_Instructions for the task_. Compile every line that includes the word "this".

_Data_.
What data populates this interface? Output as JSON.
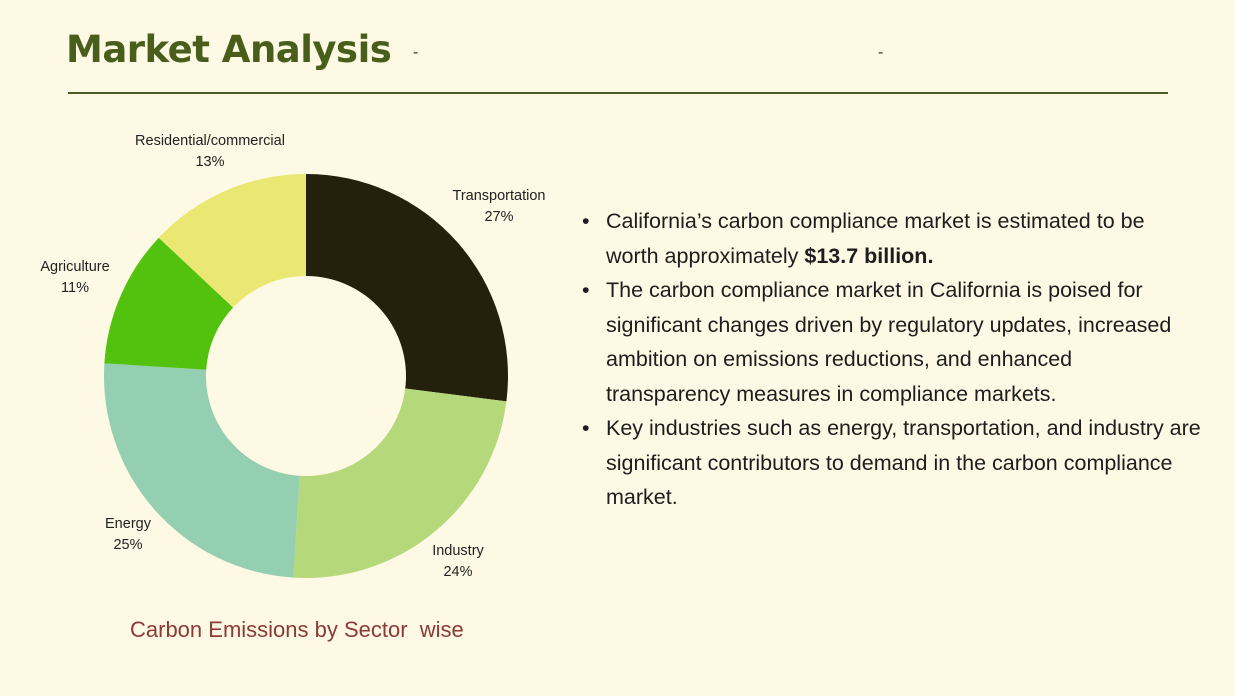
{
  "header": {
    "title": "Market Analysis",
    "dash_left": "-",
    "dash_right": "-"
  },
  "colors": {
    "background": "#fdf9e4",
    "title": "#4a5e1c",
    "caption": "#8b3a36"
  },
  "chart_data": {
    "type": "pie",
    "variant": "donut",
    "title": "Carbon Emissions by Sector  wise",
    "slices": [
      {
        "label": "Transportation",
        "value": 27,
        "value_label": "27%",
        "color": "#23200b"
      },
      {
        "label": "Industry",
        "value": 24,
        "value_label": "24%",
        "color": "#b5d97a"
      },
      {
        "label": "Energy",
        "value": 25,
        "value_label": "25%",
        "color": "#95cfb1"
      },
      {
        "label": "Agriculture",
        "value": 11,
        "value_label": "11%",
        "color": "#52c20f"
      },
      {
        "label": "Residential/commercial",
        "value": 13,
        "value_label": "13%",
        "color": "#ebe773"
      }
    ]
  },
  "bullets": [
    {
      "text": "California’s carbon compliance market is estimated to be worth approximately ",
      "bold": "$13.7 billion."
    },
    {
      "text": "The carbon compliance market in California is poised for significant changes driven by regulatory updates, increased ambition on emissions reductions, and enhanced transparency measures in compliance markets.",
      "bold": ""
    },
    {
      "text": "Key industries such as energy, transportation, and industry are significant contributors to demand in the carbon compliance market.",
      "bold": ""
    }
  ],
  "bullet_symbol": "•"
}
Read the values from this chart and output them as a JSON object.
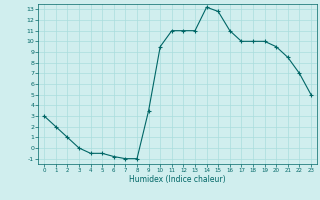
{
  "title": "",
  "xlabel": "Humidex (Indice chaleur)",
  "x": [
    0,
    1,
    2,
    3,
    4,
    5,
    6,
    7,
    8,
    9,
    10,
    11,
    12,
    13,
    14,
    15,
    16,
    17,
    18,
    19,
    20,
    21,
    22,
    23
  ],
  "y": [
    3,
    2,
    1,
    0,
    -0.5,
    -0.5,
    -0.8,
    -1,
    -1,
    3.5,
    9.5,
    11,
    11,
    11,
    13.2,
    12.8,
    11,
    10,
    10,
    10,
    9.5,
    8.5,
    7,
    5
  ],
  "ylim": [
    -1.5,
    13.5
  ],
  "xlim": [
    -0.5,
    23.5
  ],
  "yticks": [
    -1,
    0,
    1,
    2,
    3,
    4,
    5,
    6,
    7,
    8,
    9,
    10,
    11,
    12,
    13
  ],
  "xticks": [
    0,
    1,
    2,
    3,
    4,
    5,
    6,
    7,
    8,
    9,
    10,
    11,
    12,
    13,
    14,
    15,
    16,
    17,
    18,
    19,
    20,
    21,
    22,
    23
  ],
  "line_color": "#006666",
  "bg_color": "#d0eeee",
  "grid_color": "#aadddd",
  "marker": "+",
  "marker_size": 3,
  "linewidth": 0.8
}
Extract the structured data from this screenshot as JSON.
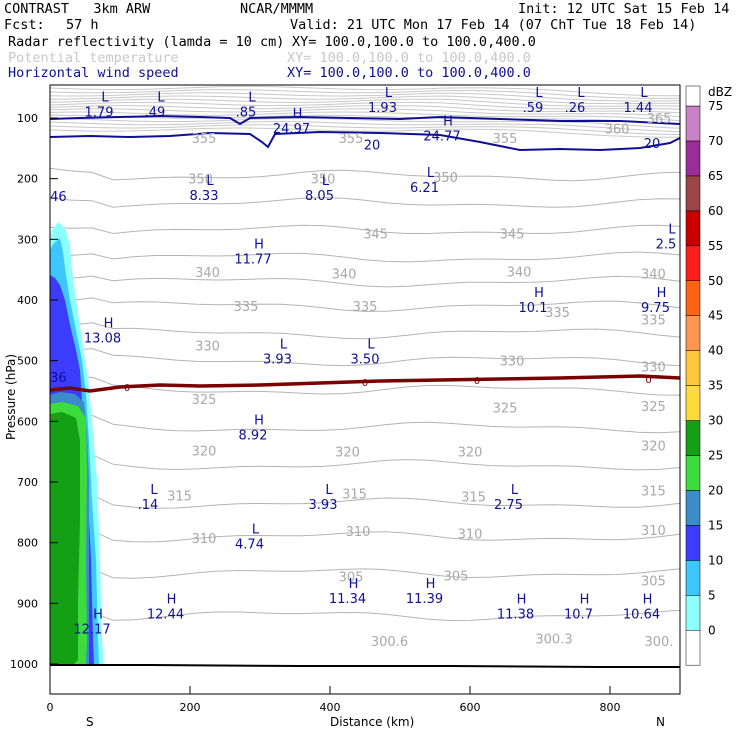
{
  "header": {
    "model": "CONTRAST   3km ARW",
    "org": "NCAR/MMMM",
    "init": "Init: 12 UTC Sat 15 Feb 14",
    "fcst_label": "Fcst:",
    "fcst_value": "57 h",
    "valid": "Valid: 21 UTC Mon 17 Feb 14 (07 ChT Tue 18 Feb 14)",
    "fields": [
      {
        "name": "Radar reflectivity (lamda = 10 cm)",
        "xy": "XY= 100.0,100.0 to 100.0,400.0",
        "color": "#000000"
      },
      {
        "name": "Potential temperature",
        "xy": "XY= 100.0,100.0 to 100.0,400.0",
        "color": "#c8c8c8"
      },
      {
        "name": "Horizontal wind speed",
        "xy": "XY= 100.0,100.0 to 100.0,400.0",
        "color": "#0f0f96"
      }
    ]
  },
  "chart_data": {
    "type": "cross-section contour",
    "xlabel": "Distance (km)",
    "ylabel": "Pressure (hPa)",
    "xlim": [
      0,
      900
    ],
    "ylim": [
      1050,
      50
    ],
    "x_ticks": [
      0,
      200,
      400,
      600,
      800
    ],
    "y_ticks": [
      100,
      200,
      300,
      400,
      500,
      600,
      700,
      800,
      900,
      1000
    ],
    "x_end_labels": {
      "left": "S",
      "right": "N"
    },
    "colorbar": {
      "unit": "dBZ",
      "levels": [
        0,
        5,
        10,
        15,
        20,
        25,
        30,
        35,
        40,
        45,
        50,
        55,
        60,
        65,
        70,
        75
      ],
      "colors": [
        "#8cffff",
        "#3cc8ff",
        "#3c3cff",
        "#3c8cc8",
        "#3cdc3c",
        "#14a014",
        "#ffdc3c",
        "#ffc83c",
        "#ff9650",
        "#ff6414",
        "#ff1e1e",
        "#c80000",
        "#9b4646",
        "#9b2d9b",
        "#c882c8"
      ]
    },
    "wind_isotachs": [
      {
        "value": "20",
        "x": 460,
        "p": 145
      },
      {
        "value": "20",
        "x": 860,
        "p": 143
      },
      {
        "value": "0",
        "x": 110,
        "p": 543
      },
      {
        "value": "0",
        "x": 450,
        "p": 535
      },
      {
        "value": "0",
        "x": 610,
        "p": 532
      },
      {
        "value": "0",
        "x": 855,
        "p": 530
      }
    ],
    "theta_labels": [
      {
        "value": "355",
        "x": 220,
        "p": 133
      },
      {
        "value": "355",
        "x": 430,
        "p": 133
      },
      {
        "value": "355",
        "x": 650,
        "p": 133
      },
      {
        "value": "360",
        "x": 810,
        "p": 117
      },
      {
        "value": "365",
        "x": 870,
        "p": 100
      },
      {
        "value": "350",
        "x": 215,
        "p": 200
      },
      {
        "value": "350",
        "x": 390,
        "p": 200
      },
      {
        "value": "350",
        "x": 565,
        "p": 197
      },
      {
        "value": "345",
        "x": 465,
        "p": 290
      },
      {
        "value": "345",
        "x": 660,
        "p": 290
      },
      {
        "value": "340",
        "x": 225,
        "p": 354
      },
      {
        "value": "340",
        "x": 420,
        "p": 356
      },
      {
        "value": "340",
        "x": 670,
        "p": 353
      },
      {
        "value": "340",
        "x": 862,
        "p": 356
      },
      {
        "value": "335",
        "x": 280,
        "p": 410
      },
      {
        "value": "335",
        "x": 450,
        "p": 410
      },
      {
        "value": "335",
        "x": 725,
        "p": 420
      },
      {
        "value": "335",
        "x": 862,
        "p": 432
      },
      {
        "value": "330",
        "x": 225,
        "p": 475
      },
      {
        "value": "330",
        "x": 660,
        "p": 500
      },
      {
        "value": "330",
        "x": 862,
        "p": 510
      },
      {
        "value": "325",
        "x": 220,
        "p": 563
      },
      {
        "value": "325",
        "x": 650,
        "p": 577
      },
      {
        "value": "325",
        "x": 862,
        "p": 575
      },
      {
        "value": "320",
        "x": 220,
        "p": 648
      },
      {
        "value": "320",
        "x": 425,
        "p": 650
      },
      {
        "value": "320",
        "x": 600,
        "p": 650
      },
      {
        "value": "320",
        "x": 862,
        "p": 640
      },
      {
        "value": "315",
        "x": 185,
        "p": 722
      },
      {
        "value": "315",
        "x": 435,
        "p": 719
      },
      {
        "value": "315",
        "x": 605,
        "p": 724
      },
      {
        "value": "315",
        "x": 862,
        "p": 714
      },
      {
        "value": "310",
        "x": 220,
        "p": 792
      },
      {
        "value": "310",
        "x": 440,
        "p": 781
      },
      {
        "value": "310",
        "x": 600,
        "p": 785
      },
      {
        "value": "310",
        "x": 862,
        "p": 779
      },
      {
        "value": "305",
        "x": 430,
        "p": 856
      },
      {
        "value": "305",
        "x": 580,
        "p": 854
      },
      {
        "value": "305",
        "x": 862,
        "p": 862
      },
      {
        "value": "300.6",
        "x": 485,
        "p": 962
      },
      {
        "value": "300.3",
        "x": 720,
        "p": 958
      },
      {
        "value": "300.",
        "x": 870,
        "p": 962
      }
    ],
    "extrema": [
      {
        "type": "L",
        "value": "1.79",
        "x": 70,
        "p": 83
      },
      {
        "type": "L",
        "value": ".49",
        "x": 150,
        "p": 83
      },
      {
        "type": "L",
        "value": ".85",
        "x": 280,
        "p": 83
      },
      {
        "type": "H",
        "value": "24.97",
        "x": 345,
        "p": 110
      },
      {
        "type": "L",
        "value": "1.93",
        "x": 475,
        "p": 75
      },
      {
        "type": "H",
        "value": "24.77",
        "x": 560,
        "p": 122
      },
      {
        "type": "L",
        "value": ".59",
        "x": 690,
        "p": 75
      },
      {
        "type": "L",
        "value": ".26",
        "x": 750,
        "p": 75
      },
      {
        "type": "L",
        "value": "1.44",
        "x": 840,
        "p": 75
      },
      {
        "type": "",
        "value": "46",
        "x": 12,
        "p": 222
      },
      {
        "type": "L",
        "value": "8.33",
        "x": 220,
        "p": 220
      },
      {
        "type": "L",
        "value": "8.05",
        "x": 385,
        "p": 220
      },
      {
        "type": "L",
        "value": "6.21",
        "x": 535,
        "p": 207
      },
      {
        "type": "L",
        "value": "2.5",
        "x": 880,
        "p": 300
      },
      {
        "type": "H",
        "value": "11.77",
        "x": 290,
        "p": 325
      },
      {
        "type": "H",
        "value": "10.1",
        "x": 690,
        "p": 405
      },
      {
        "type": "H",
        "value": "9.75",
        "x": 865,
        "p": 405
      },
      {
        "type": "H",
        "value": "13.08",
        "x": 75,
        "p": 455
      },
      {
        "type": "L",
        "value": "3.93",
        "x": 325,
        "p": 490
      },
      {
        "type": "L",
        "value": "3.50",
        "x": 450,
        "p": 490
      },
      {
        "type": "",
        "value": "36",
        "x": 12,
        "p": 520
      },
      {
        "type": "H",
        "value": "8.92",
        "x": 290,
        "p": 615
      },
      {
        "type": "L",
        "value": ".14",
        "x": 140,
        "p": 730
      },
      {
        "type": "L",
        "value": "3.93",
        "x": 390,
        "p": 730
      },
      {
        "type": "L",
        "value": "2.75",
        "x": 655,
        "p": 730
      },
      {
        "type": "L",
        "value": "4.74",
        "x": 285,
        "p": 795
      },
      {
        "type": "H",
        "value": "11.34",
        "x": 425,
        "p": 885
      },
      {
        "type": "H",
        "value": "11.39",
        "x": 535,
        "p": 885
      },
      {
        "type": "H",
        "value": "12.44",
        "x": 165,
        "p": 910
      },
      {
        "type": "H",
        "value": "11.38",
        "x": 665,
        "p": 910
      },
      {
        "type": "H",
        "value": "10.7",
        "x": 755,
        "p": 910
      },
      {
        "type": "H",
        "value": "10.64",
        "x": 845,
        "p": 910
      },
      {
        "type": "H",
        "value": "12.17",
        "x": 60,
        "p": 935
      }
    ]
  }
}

_Completed task_.
What data populates this interface? Output as JSON.
Read the values from this chart and output them as a JSON object.
Extract the structured data from this screenshot as JSON.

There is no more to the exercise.